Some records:
◇ ◇ ◇ ◇ ◇ ◇ ◇
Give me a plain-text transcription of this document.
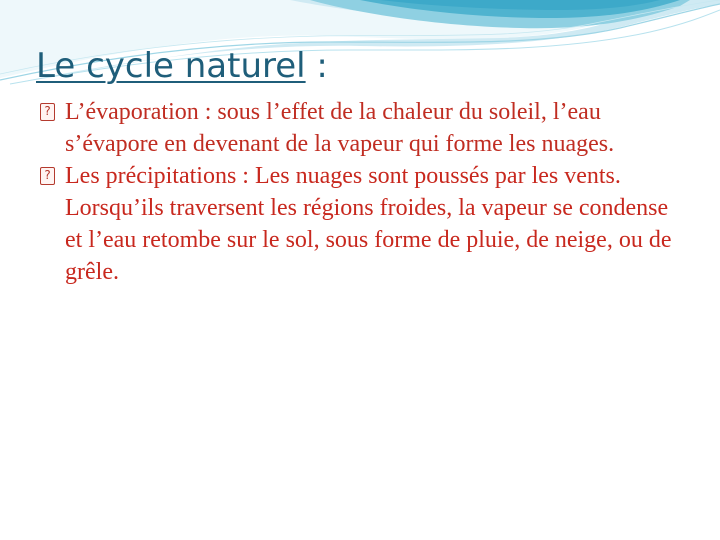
Le cycle naturel :
?
L’évaporation : sous l’effet de la chaleur du soleil, l’eau s’évapore en devenant de la vapeur qui forme les nuages.
?
Les précipitations : Les nuages sont poussés par les vents. Lorsqu’ils traversent les régions froides, la vapeur se condense et l’eau retombe sur le sol, sous forme de pluie, de neige, ou de grêle.
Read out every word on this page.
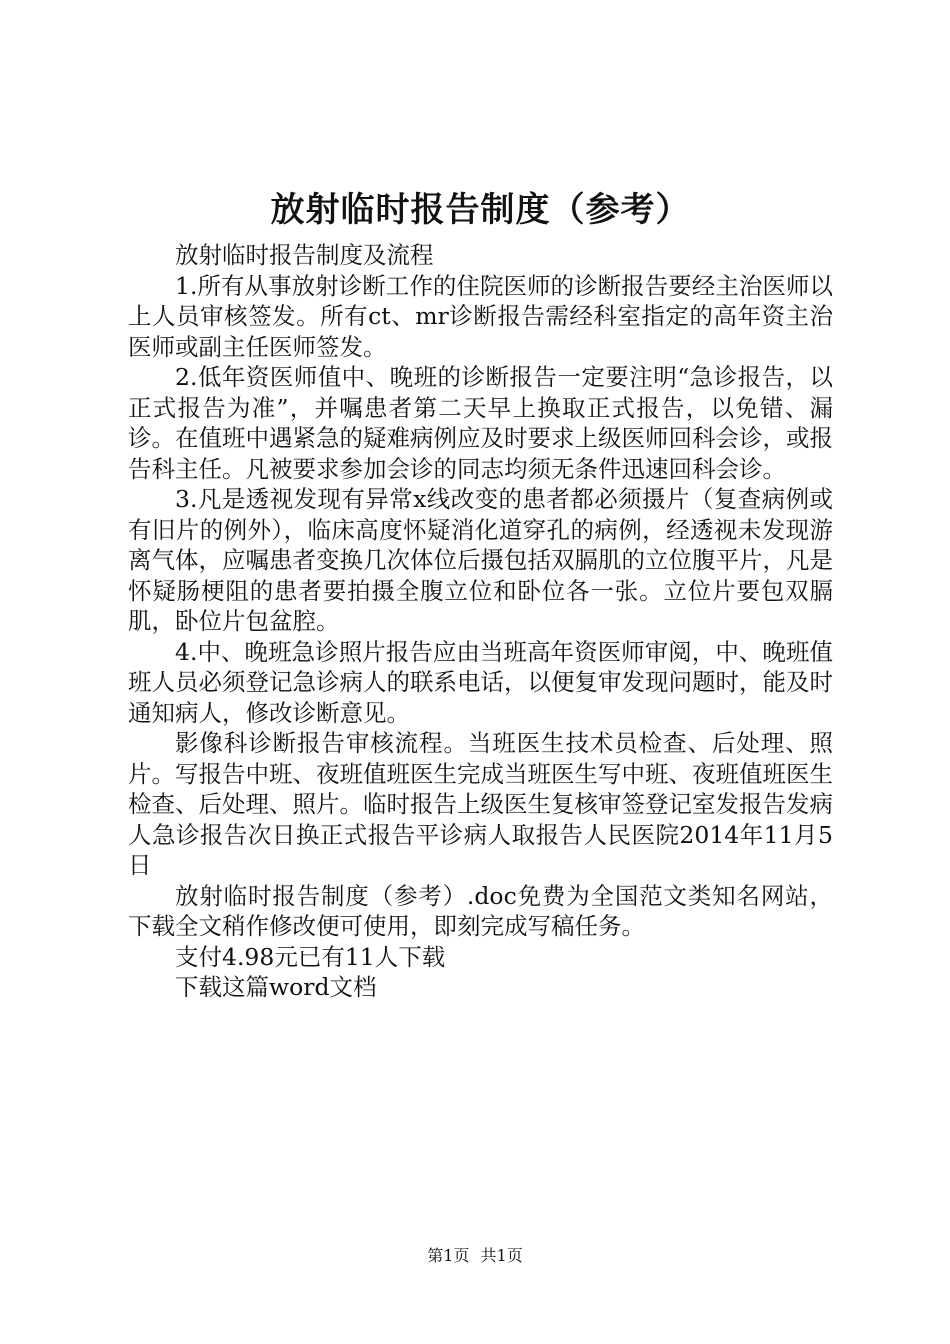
放射临时报告制度（参考）

放射临时报告制度及流程

1.所有从事放射诊断工作的住院医师的诊断报告要经主治医师以上人员审核签发。所有ct、mr诊断报告需经科室指定的高年资主治医师或副主任医师签发。

2.低年资医师值中、晚班的诊断报告一定要注明“急诊报告，以正式报告为准”，并嘱患者第二天早上换取正式报告，以免错、漏诊。在值班中遇紧急的疑难病例应及时要求上级医师回科会诊，或报告科主任。凡被要求参加会诊的同志均须无条件迅速回科会诊。

3.凡是透视发现有异常x线改变的患者都必须摄片（复查病例或有旧片的例外），临床高度怀疑消化道穿孔的病例，经透视未发现游离气体，应嘱患者变换几次体位后摄包括双膈肌的立位腹平片，凡是怀疑肠梗阻的患者要拍摄全腹立位和卧位各一张。立位片要包双膈肌，卧位片包盆腔。

4.中、晚班急诊照片报告应由当班高年资医师审阅，中、晚班值班人员必须登记急诊病人的联系电话，以便复审发现问题时，能及时通知病人，修改诊断意见。

影像科诊断报告审核流程。当班医生技术员检查、后处理、照片。写报告中班、夜班值班医生完成当班医生写中班、夜班值班医生检查、后处理、照片。临时报告上级医生复核审签登记室发报告发病人急诊报告次日换正式报告平诊病人取报告人民医院2014年11月5日

放射临时报告制度（参考）.doc免费为全国范文类知名网站，下载全文稍作修改便可使用，即刻完成写稿任务。

支付4.98元已有11人下载

下载这篇word文档

第1页 共1页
◇ ◇ ◇ ◇ ◇ ◇ ◇
What needs to be done →
Copy the records exactly. Skip the pictures.

Written response →
Give me a plain-text transcription of this document.
Le cycle naturel :
?
L’évaporation : sous l’effet de la chaleur du soleil, l’eau s’évapore en devenant de la vapeur qui forme les nuages.
?
Les précipitations : Les nuages sont poussés par les vents. Lorsqu’ils traversent les régions froides, la vapeur se condense et l’eau retombe sur le sol, sous forme de pluie, de neige, ou de grêle.
Read out every word on this page.
放射临时报告制度（参考）

放射临时报告制度及流程

1.所有从事放射诊断工作的住院医师的诊断报告要经主治医师以上人员审核签发。所有ct、mr诊断报告需经科室指定的高年资主治医师或副主任医师签发。

2.低年资医师值中、晚班的诊断报告一定要注明“急诊报告，以正式报告为准”，并嘱患者第二天早上换取正式报告，以免错、漏诊。在值班中遇紧急的疑难病例应及时要求上级医师回科会诊，或报告科主任。凡被要求参加会诊的同志均须无条件迅速回科会诊。

3.凡是透视发现有异常x线改变的患者都必须摄片（复查病例或有旧片的例外），临床高度怀疑消化道穿孔的病例，经透视未发现游离气体，应嘱患者变换几次体位后摄包括双膈肌的立位腹平片，凡是怀疑肠梗阻的患者要拍摄全腹立位和卧位各一张。立位片要包双膈肌，卧位片包盆腔。

4.中、晚班急诊照片报告应由当班高年资医师审阅，中、晚班值班人员必须登记急诊病人的联系电话，以便复审发现问题时，能及时通知病人，修改诊断意见。

影像科诊断报告审核流程。当班医生技术员检查、后处理、照片。写报告中班、夜班值班医生完成当班医生写中班、夜班值班医生检查、后处理、照片。临时报告上级医生复核审签登记室发报告发病人急诊报告次日换正式报告平诊病人取报告人民医院2014年11月5日

放射临时报告制度（参考）.doc免费为全国范文类知名网站，下载全文稍作修改便可使用，即刻完成写稿任务。

支付4.98元已有11人下载

下载这篇word文档

第1页 共1页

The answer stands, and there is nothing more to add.